◆ **Information provided**
━━━━━━━━━━━━━━━━━━━━

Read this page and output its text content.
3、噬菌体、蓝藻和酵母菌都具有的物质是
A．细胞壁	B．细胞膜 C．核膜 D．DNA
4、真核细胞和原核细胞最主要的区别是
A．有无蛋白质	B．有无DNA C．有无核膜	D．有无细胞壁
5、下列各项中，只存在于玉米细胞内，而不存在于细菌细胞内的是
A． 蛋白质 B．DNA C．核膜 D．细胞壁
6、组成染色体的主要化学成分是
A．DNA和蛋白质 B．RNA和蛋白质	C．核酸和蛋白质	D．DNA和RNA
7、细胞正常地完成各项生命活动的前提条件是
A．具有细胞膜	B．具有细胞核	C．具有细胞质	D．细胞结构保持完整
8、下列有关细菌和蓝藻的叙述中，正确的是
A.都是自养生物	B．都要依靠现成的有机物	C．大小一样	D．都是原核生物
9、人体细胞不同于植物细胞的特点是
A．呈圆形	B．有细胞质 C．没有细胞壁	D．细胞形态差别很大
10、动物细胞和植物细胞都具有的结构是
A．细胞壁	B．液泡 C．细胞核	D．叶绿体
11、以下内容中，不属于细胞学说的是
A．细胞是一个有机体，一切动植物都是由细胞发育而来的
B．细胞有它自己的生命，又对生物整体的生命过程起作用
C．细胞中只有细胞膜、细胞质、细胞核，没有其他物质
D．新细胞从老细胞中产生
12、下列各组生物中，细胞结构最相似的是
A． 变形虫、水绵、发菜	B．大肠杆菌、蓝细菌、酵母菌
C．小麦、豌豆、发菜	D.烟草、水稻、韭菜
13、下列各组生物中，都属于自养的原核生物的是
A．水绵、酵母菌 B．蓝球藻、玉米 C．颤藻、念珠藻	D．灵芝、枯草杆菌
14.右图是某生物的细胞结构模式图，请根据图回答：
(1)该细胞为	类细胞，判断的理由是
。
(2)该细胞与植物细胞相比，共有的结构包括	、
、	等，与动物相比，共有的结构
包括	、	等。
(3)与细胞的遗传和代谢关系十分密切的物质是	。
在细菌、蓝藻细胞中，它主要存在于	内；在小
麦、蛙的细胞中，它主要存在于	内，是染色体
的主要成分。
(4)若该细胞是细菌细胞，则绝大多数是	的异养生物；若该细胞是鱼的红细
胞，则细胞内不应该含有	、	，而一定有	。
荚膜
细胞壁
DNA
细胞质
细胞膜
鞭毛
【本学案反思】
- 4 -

━━━━━━━━━━━━━━━━━━━━

◆ **What needs to be done**
From the data above, extract every line in its exact form.

◆ **Task solution**
Read this page and output its text content.
3、噬菌体、蓝藻和酵母菌都具有的物质是
A．细胞壁	B．细胞膜 C．核膜 D．DNA
4、真核细胞和原核细胞最主要的区别是
A．有无蛋白质	B．有无DNA C．有无核膜	D．有无细胞壁
5、下列各项中，只存在于玉米细胞内，而不存在于细菌细胞内的是
A． 蛋白质 B．DNA C．核膜 D．细胞壁
6、组成染色体的主要化学成分是
A．DNA和蛋白质 B．RNA和蛋白质	C．核酸和蛋白质	D．DNA和RNA
7、细胞正常地完成各项生命活动的前提条件是
A．具有细胞膜	B．具有细胞核	C．具有细胞质	D．细胞结构保持完整
8、下列有关细菌和蓝藻的叙述中，正确的是
A.都是自养生物	B．都要依靠现成的有机物	C．大小一样	D．都是原核生物
9、人体细胞不同于植物细胞的特点是
A．呈圆形	B．有细胞质 C．没有细胞壁	D．细胞形态差别很大
10、动物细胞和植物细胞都具有的结构是
A．细胞壁	B．液泡 C．细胞核	D．叶绿体
11、以下内容中，不属于细胞学说的是
A．细胞是一个有机体，一切动植物都是由细胞发育而来的
B．细胞有它自己的生命，又对生物整体的生命过程起作用
C．细胞中只有细胞膜、细胞质、细胞核，没有其他物质
D．新细胞从老细胞中产生
12、下列各组生物中，细胞结构最相似的是
A． 变形虫、水绵、发菜	B．大肠杆菌、蓝细菌、酵母菌
C．小麦、豌豆、发菜	D.烟草、水稻、韭菜
13、下列各组生物中，都属于自养的原核生物的是
A．水绵、酵母菌 B．蓝球藻、玉米 C．颤藻、念珠藻	D．灵芝、枯草杆菌
14.右图是某生物的细胞结构模式图，请根据图回答：
(1)该细胞为	类细胞，判断的理由是
。
(2)该细胞与植物细胞相比，共有的结构包括	、
、	等，与动物相比，共有的结构
包括	、	等。
(3)与细胞的遗传和代谢关系十分密切的物质是	。
在细菌、蓝藻细胞中，它主要存在于	内；在小
麦、蛙的细胞中，它主要存在于	内，是染色体
的主要成分。
(4)若该细胞是细菌细胞，则绝大多数是	的异养生物；若该细胞是鱼的红细
胞，则细胞内不应该含有	、	，而一定有	。
荚膜
细胞壁
DNA
细胞质
细胞膜
鞭毛
【本学案反思】
- 4 -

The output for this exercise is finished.